What the task requires>
Restate the full listing word for word and leave the pictures out.

Exercise material>
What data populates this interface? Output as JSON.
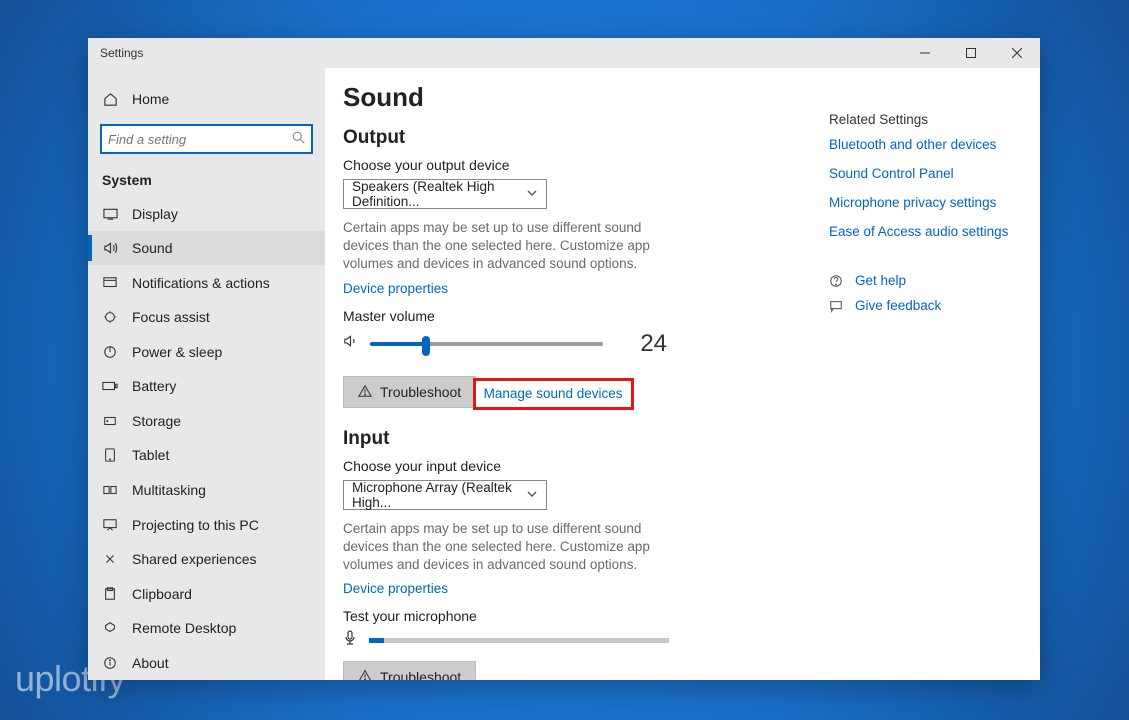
{
  "watermark": "uplotify",
  "window": {
    "title": "Settings"
  },
  "sidebar": {
    "home": "Home",
    "search_placeholder": "Find a setting",
    "heading": "System",
    "items": [
      {
        "label": "Display"
      },
      {
        "label": "Sound"
      },
      {
        "label": "Notifications & actions"
      },
      {
        "label": "Focus assist"
      },
      {
        "label": "Power & sleep"
      },
      {
        "label": "Battery"
      },
      {
        "label": "Storage"
      },
      {
        "label": "Tablet"
      },
      {
        "label": "Multitasking"
      },
      {
        "label": "Projecting to this PC"
      },
      {
        "label": "Shared experiences"
      },
      {
        "label": "Clipboard"
      },
      {
        "label": "Remote Desktop"
      },
      {
        "label": "About"
      }
    ]
  },
  "main": {
    "title": "Sound",
    "output": {
      "heading": "Output",
      "choose_label": "Choose your output device",
      "selected": "Speakers (Realtek High Definition...",
      "desc": "Certain apps may be set up to use different sound devices than the one selected here. Customize app volumes and devices in advanced sound options.",
      "device_properties": "Device properties",
      "master_volume_label": "Master volume",
      "volume": 24,
      "troubleshoot": "Troubleshoot",
      "manage": "Manage sound devices"
    },
    "input": {
      "heading": "Input",
      "choose_label": "Choose your input device",
      "selected": "Microphone Array (Realtek High...",
      "desc": "Certain apps may be set up to use different sound devices than the one selected here. Customize app volumes and devices in advanced sound options.",
      "device_properties": "Device properties",
      "test_label": "Test your microphone",
      "level": 5,
      "troubleshoot": "Troubleshoot"
    }
  },
  "rightrail": {
    "heading": "Related Settings",
    "links": [
      "Bluetooth and other devices",
      "Sound Control Panel",
      "Microphone privacy settings",
      "Ease of Access audio settings"
    ],
    "help": "Get help",
    "feedback": "Give feedback"
  }
}
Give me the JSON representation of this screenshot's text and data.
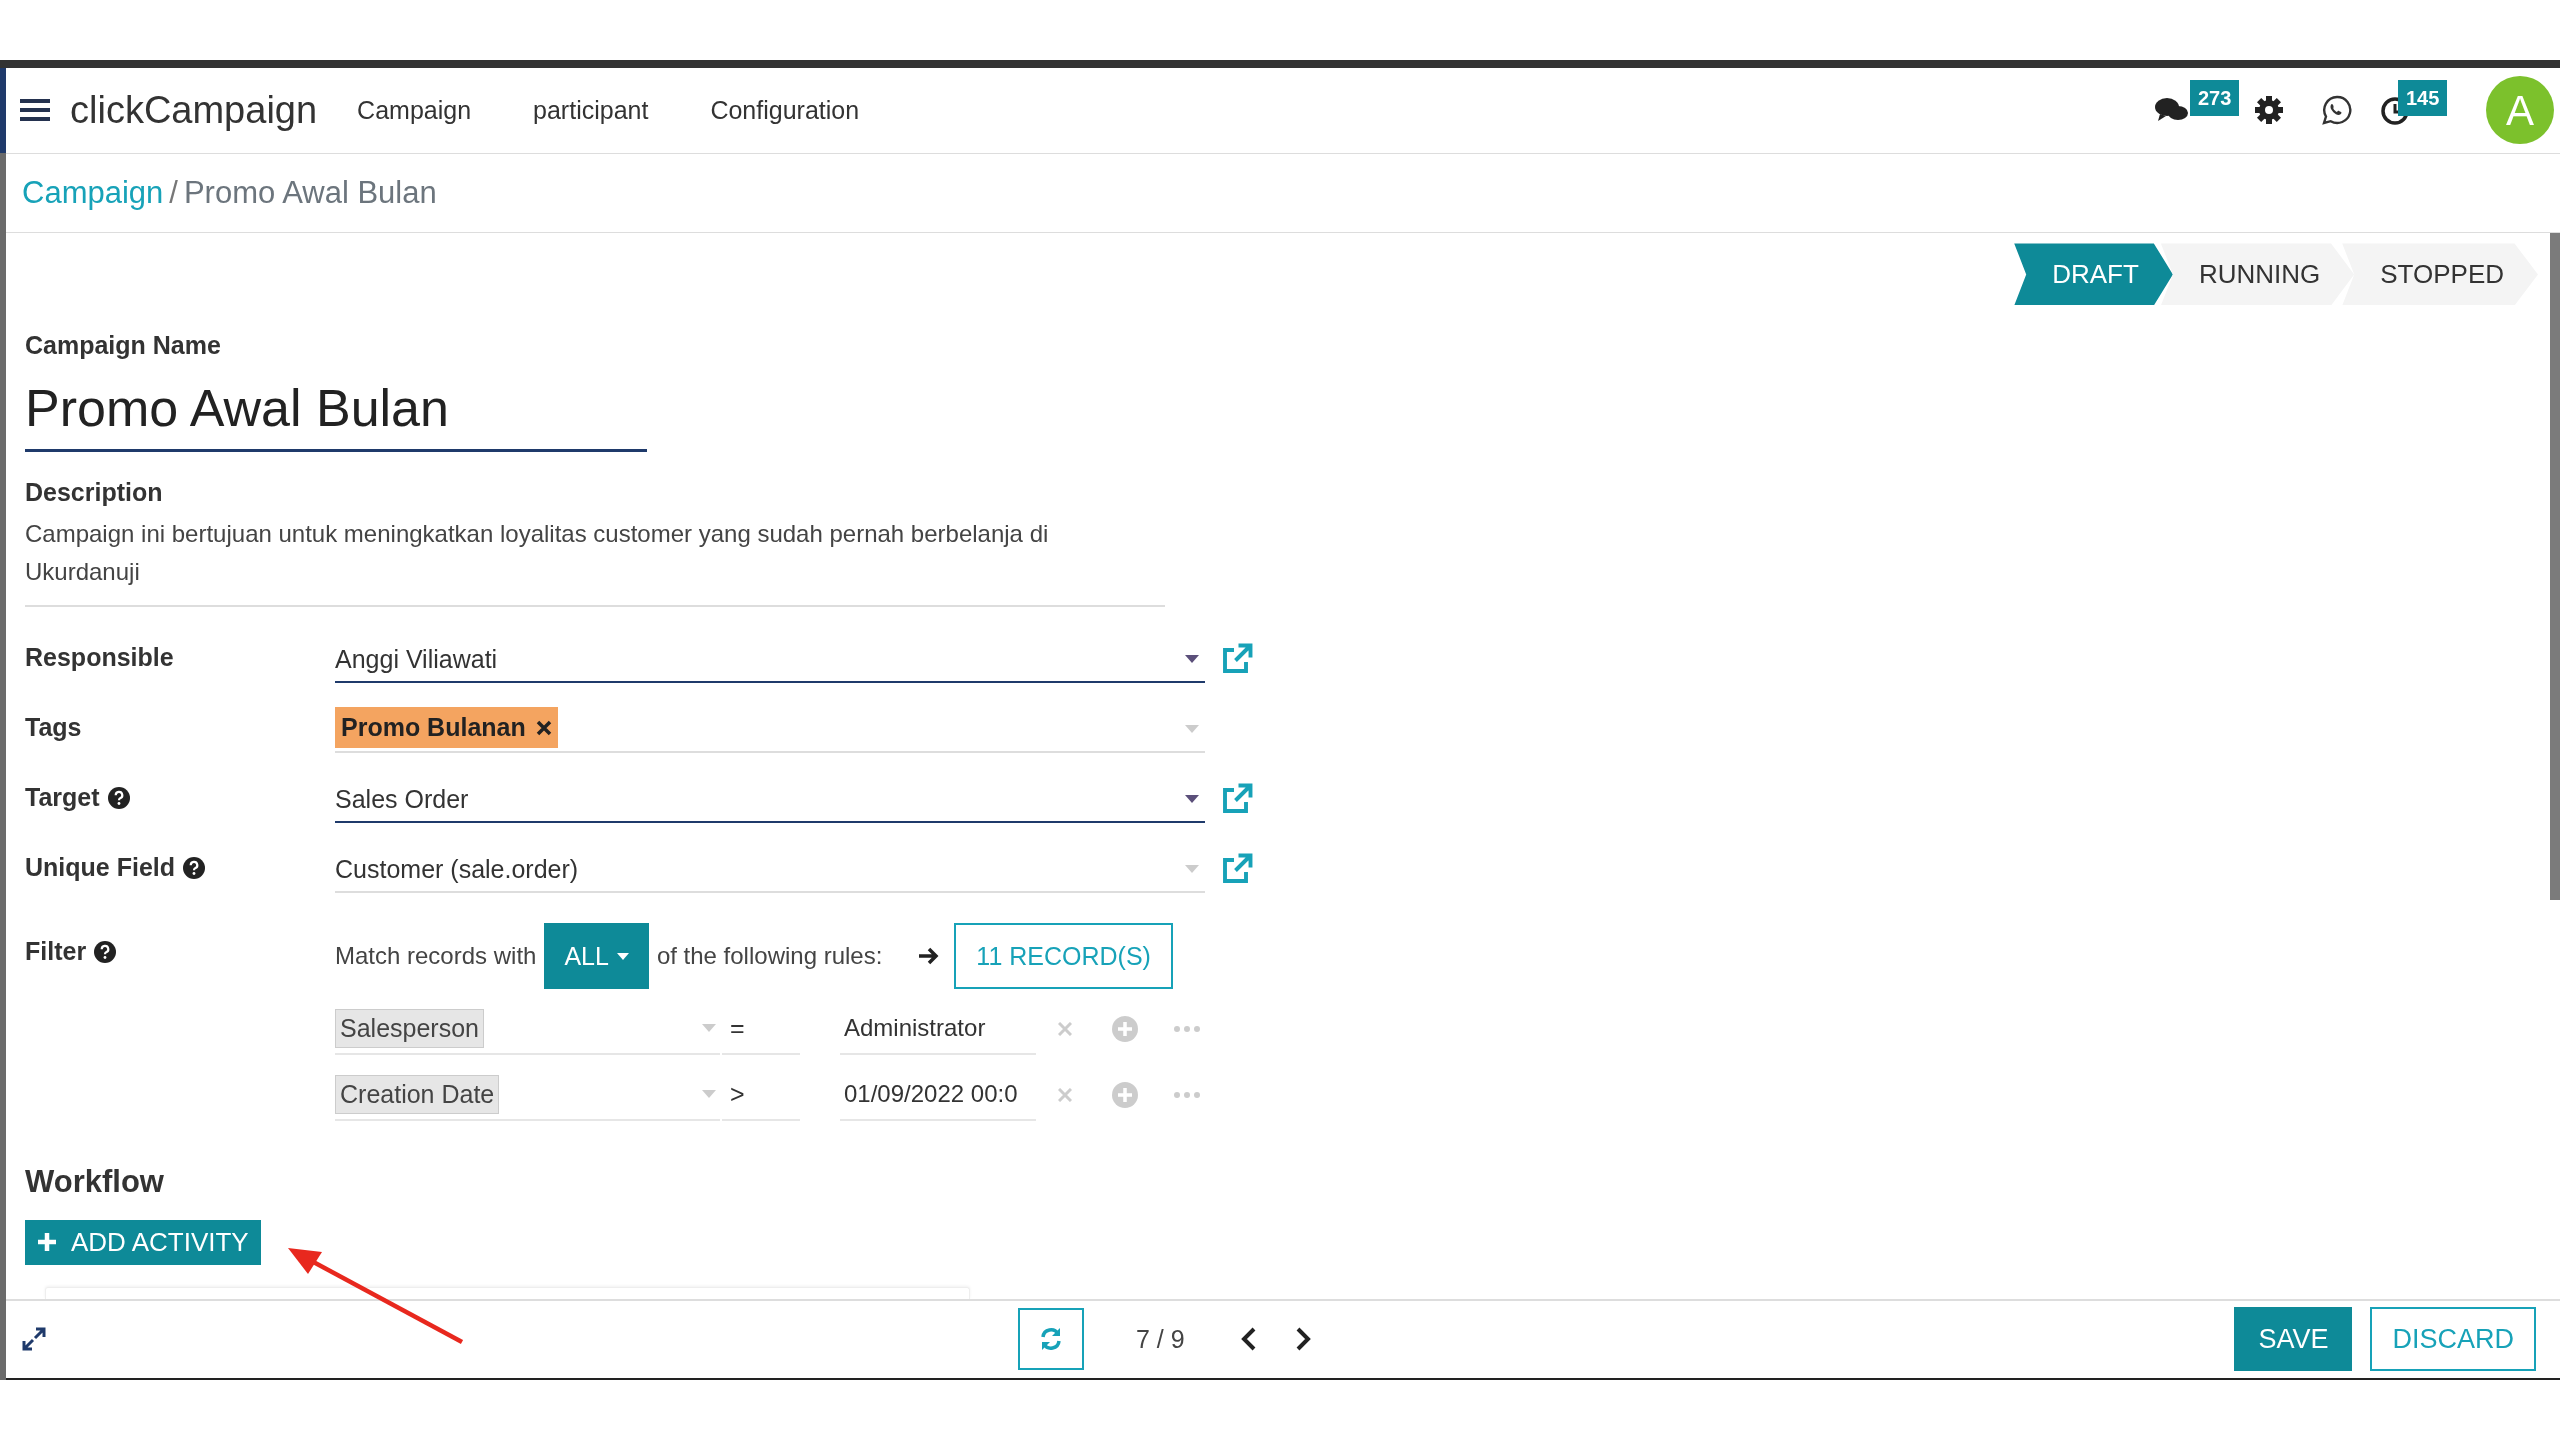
{
  "navbar": {
    "app_title": "clickCampaign",
    "menu": [
      "Campaign",
      "participant",
      "Configuration"
    ],
    "messages_badge": "273",
    "activity_badge": "145",
    "avatar_letter": "A"
  },
  "breadcrumb": [
    {
      "label": "Campaign",
      "kind": "link"
    },
    {
      "label": "/",
      "kind": "separator"
    },
    {
      "label": "Promo Awal Bulan",
      "kind": "current"
    }
  ],
  "statusbar": [
    {
      "label": "DRAFT",
      "selected": true
    },
    {
      "label": "RUNNING",
      "selected": false
    },
    {
      "label": "STOPPED",
      "selected": false
    }
  ],
  "form": {
    "name_label": "Campaign Name",
    "name_value": "Promo Awal Bulan",
    "description_label": "Description",
    "description": "Campaign ini bertujuan untuk meningkatkan loyalitas customer yang sudah pernah berbelanja di Ukurdanuji",
    "fields": [
      {
        "label": "Responsible",
        "kind": "many2one",
        "value": "Anggi Viliawati",
        "help": false,
        "required": true
      },
      {
        "label": "Tags",
        "kind": "tags",
        "tags": [
          {
            "label": "Promo Bulanan",
            "color": "#f4a460"
          }
        ],
        "help": false,
        "required": false
      },
      {
        "label": "Target",
        "kind": "many2one",
        "value": "Sales Order",
        "help": true,
        "required": true
      },
      {
        "label": "Unique Field",
        "kind": "many2one",
        "value": "Customer (sale.order)",
        "help": true,
        "required": false
      }
    ],
    "filter": {
      "label": "Filter",
      "help": true,
      "prefix": "Match records with",
      "mode": "ALL",
      "suffix": "of the following rules:",
      "records": "11 RECORD(S)",
      "rules": [
        {
          "field": "Salesperson",
          "operator": "=",
          "value": "Administrator"
        },
        {
          "field": "Creation Date",
          "operator": ">",
          "value": "01/09/2022 00:0"
        }
      ]
    }
  },
  "workflow": {
    "title": "Workflow",
    "add_button": "ADD ACTIVITY"
  },
  "footer": {
    "pager": "7 / 9",
    "save": "SAVE",
    "discard": "DISCARD"
  }
}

Complete output>
What data populates this interface? Output as JSON.
{
  "watermark": "uplotify",
  "window": {
    "title": "Settings"
  },
  "sidebar": {
    "home": "Home",
    "search_placeholder": "Find a setting",
    "heading": "System",
    "items": [
      {
        "label": "Display"
      },
      {
        "label": "Sound"
      },
      {
        "label": "Notifications & actions"
      },
      {
        "label": "Focus assist"
      },
      {
        "label": "Power & sleep"
      },
      {
        "label": "Battery"
      },
      {
        "label": "Storage"
      },
      {
        "label": "Tablet"
      },
      {
        "label": "Multitasking"
      },
      {
        "label": "Projecting to this PC"
      },
      {
        "label": "Shared experiences"
      },
      {
        "label": "Clipboard"
      },
      {
        "label": "Remote Desktop"
      },
      {
        "label": "About"
      }
    ]
  },
  "main": {
    "title": "Sound",
    "output": {
      "heading": "Output",
      "choose_label": "Choose your output device",
      "selected": "Speakers (Realtek High Definition...",
      "desc": "Certain apps may be set up to use different sound devices than the one selected here. Customize app volumes and devices in advanced sound options.",
      "device_properties": "Device properties",
      "master_volume_label": "Master volume",
      "volume": 24,
      "troubleshoot": "Troubleshoot",
      "manage": "Manage sound devices"
    },
    "input": {
      "heading": "Input",
      "choose_label": "Choose your input device",
      "selected": "Microphone Array (Realtek High...",
      "desc": "Certain apps may be set up to use different sound devices than the one selected here. Customize app volumes and devices in advanced sound options.",
      "device_properties": "Device properties",
      "test_label": "Test your microphone",
      "level": 5,
      "troubleshoot": "Troubleshoot"
    }
  },
  "rightrail": {
    "heading": "Related Settings",
    "links": [
      "Bluetooth and other devices",
      "Sound Control Panel",
      "Microphone privacy settings",
      "Ease of Access audio settings"
    ],
    "help": "Get help",
    "feedback": "Give feedback"
  }
}
Give me the JSON representation of this screenshot's text and data.
{
  "navbar": {
    "app_title": "clickCampaign",
    "menu": [
      "Campaign",
      "participant",
      "Configuration"
    ],
    "messages_badge": "273",
    "activity_badge": "145",
    "avatar_letter": "A"
  },
  "breadcrumb": [
    {
      "label": "Campaign",
      "kind": "link"
    },
    {
      "label": "/",
      "kind": "separator"
    },
    {
      "label": "Promo Awal Bulan",
      "kind": "current"
    }
  ],
  "statusbar": [
    {
      "label": "DRAFT",
      "selected": true
    },
    {
      "label": "RUNNING",
      "selected": false
    },
    {
      "label": "STOPPED",
      "selected": false
    }
  ],
  "form": {
    "name_label": "Campaign Name",
    "name_value": "Promo Awal Bulan",
    "description_label": "Description",
    "description": "Campaign ini bertujuan untuk meningkatkan loyalitas customer yang sudah pernah berbelanja di Ukurdanuji",
    "fields": [
      {
        "label": "Responsible",
        "kind": "many2one",
        "value": "Anggi Viliawati",
        "help": false,
        "required": true
      },
      {
        "label": "Tags",
        "kind": "tags",
        "tags": [
          {
            "label": "Promo Bulanan",
            "color": "#f4a460"
          }
        ],
        "help": false,
        "required": false
      },
      {
        "label": "Target",
        "kind": "many2one",
        "value": "Sales Order",
        "help": true,
        "required": true
      },
      {
        "label": "Unique Field",
        "kind": "many2one",
        "value": "Customer (sale.order)",
        "help": true,
        "required": false
      }
    ],
    "filter": {
      "label": "Filter",
      "help": true,
      "prefix": "Match records with",
      "mode": "ALL",
      "suffix": "of the following rules:",
      "records": "11 RECORD(S)",
      "rules": [
        {
          "field": "Salesperson",
          "operator": "=",
          "value": "Administrator"
        },
        {
          "field": "Creation Date",
          "operator": ">",
          "value": "01/09/2022 00:0"
        }
      ]
    }
  },
  "workflow": {
    "title": "Workflow",
    "add_button": "ADD ACTIVITY"
  },
  "footer": {
    "pager": "7 / 9",
    "save": "SAVE",
    "discard": "DISCARD"
  }
}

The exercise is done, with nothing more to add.